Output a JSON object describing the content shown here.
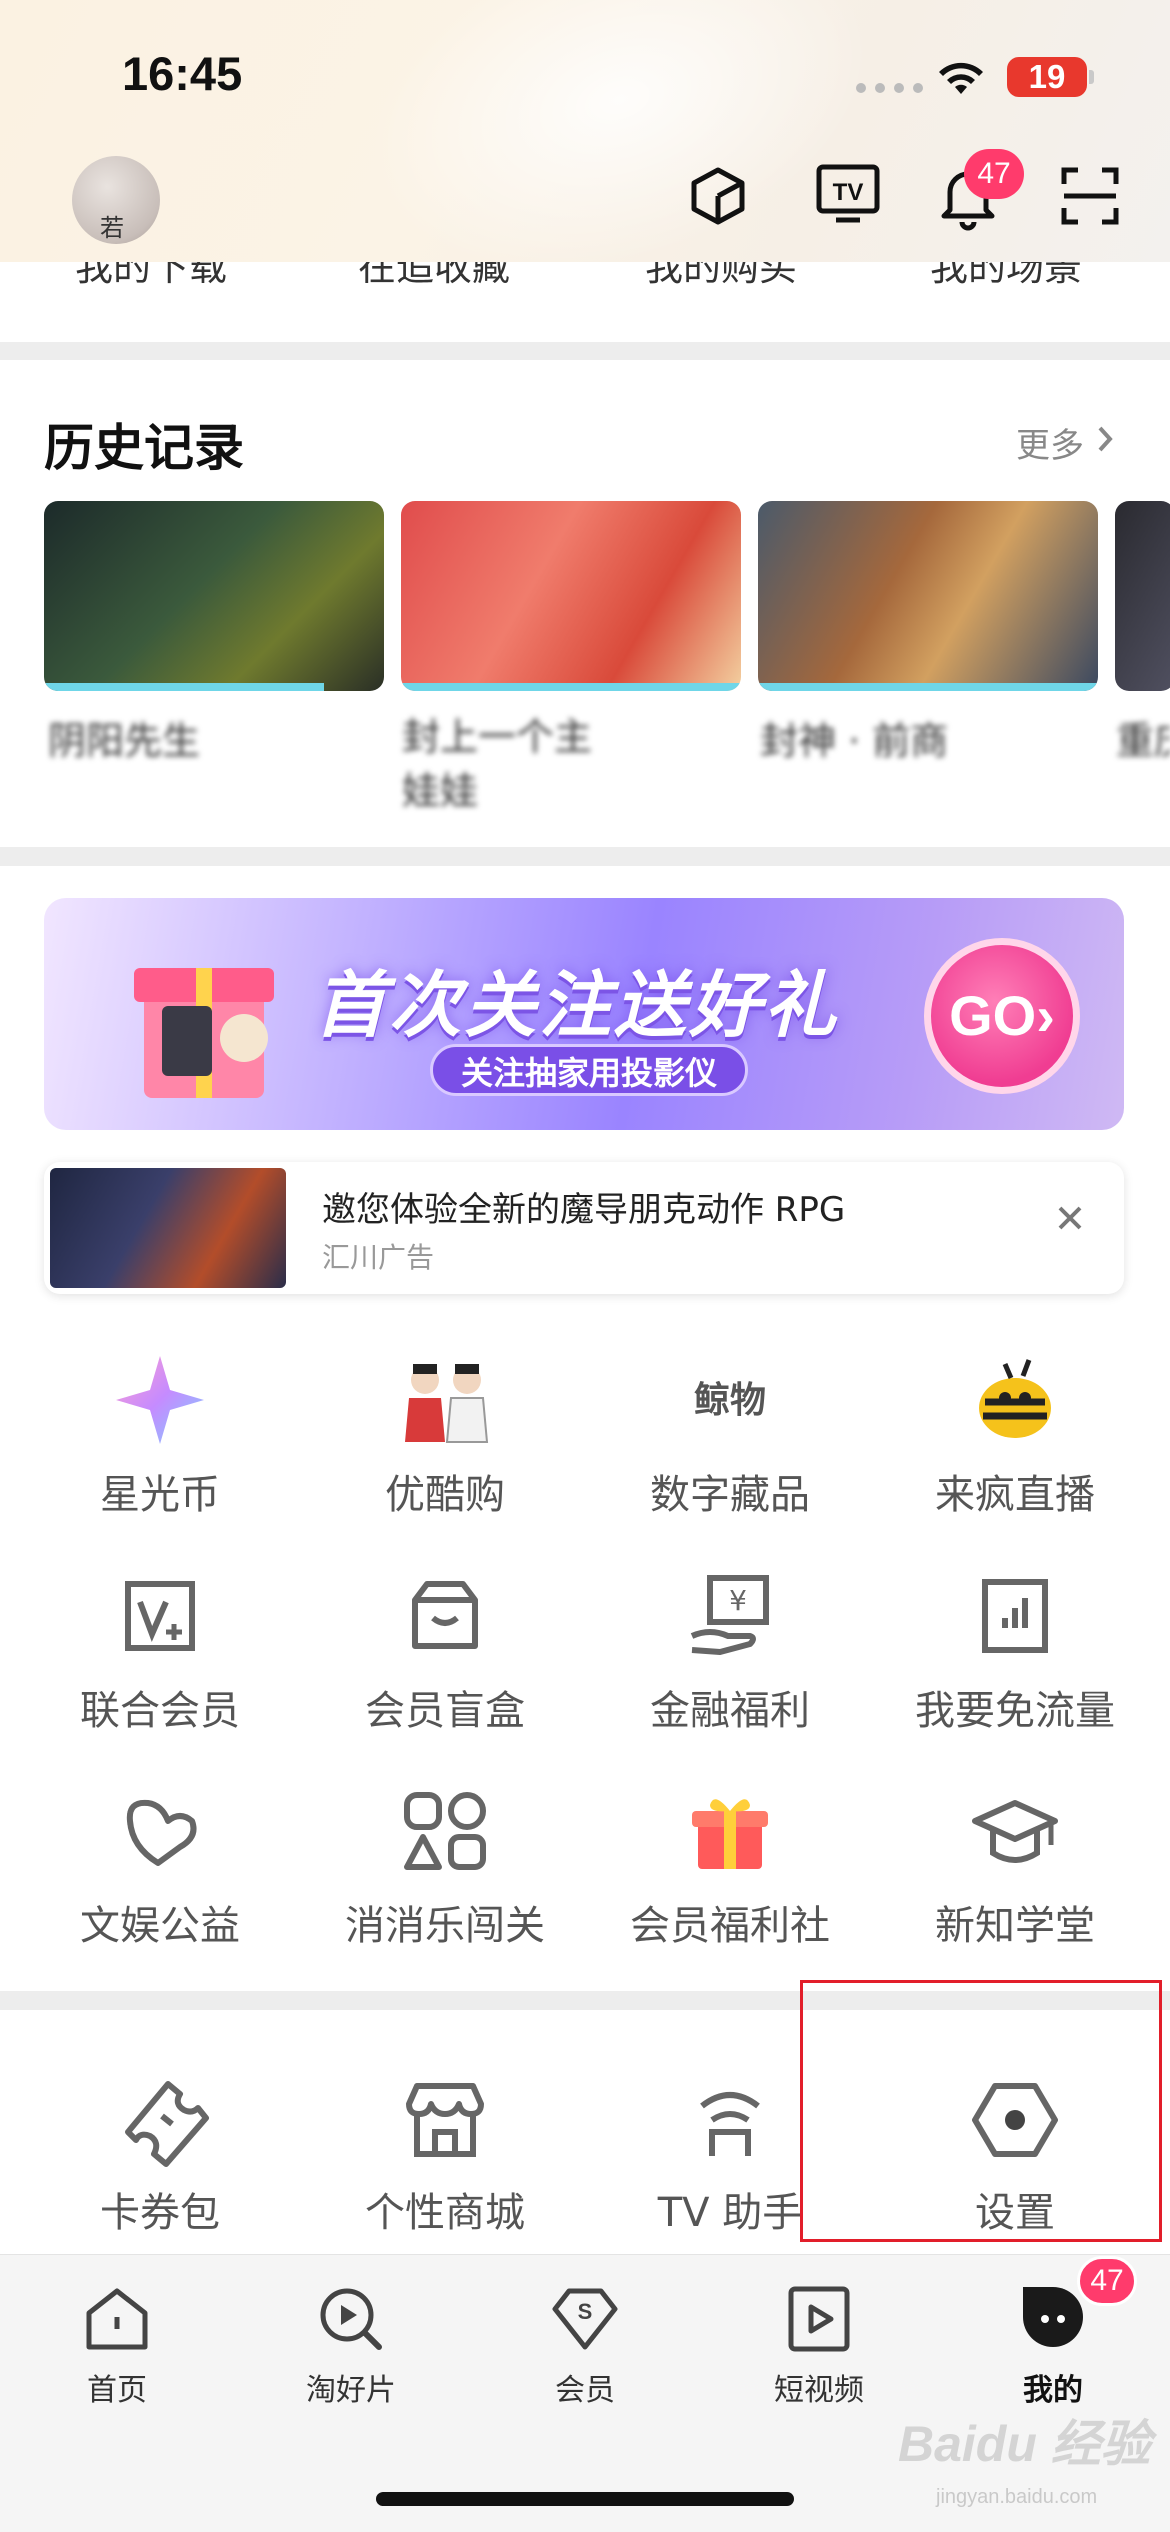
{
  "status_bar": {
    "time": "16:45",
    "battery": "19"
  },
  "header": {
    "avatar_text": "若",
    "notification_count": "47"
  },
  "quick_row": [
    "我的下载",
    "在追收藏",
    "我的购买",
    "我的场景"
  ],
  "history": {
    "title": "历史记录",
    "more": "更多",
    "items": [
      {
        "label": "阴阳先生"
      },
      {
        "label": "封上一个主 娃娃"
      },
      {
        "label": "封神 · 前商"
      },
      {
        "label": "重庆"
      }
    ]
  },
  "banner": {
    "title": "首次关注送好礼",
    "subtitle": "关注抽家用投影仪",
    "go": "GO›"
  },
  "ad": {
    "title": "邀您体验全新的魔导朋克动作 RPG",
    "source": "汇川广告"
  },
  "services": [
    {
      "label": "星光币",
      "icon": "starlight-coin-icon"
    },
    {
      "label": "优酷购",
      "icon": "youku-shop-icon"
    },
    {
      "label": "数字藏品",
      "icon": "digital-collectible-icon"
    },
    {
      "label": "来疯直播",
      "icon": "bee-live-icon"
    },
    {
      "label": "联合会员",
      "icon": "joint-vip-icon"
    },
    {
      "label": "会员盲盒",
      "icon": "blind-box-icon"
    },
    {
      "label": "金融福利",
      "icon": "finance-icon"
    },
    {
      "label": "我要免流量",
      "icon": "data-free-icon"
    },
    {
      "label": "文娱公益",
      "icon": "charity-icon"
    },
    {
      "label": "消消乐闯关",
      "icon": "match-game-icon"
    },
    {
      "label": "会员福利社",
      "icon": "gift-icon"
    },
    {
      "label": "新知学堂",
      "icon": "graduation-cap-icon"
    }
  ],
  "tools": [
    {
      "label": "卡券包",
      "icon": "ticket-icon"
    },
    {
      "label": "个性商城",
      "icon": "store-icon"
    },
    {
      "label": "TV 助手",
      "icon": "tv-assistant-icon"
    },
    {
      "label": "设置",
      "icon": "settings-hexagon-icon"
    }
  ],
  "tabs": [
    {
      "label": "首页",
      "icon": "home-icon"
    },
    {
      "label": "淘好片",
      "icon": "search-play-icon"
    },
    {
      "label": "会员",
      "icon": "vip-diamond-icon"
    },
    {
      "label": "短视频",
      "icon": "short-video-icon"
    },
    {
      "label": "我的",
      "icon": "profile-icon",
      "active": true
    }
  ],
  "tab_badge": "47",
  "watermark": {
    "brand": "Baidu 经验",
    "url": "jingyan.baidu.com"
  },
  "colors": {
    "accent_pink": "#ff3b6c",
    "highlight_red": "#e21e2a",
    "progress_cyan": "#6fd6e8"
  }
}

---

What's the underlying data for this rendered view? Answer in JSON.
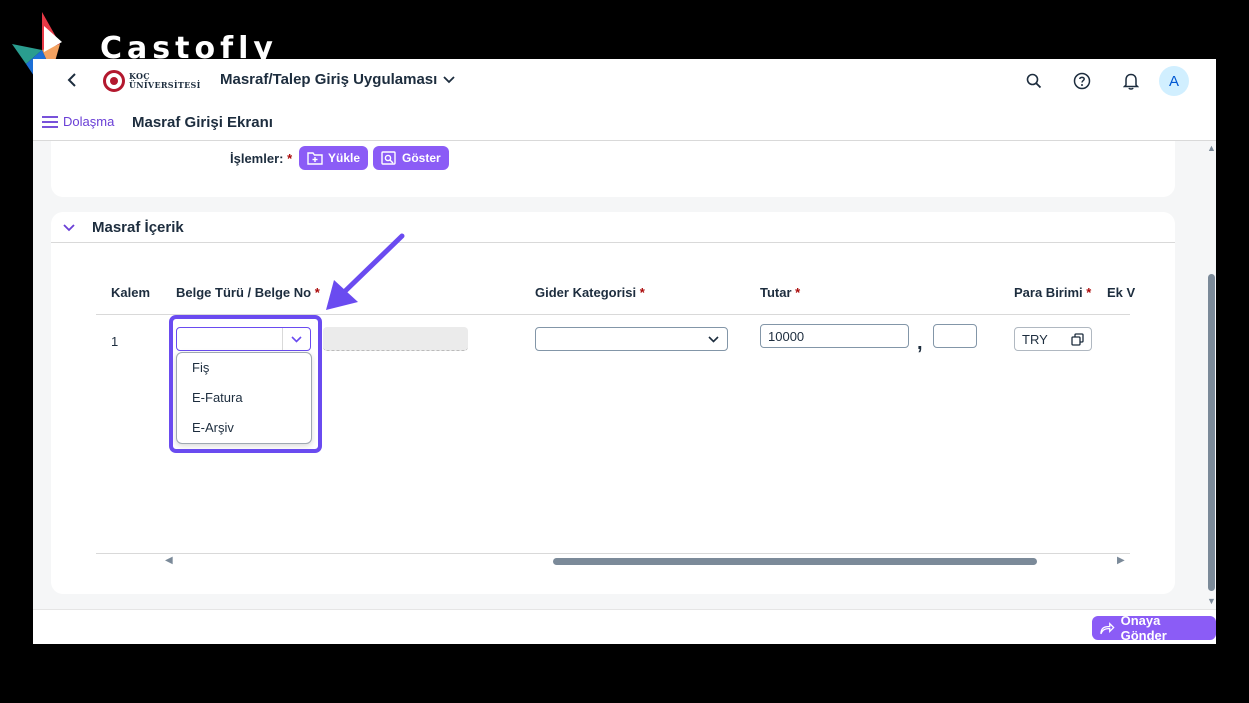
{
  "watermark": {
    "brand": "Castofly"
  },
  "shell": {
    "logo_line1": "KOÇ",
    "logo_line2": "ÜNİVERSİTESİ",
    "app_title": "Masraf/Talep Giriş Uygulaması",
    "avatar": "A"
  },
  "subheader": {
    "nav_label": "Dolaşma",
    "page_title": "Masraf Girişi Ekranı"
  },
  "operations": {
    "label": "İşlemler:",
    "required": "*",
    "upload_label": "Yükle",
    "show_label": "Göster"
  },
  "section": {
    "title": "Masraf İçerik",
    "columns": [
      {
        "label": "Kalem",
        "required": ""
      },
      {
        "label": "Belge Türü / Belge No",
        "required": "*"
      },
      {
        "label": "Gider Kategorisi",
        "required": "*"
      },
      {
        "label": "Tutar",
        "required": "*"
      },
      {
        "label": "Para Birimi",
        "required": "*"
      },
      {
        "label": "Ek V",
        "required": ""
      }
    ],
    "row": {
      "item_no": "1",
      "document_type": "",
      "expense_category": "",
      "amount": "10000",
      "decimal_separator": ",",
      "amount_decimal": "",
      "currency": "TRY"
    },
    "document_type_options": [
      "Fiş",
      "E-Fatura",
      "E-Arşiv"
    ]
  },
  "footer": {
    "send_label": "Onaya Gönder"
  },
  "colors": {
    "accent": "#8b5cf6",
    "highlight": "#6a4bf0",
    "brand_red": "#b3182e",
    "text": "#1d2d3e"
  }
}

** Challenge **
Your answer should be a single number: the count of lines holding the word "data".

** Answer to this exercise **
2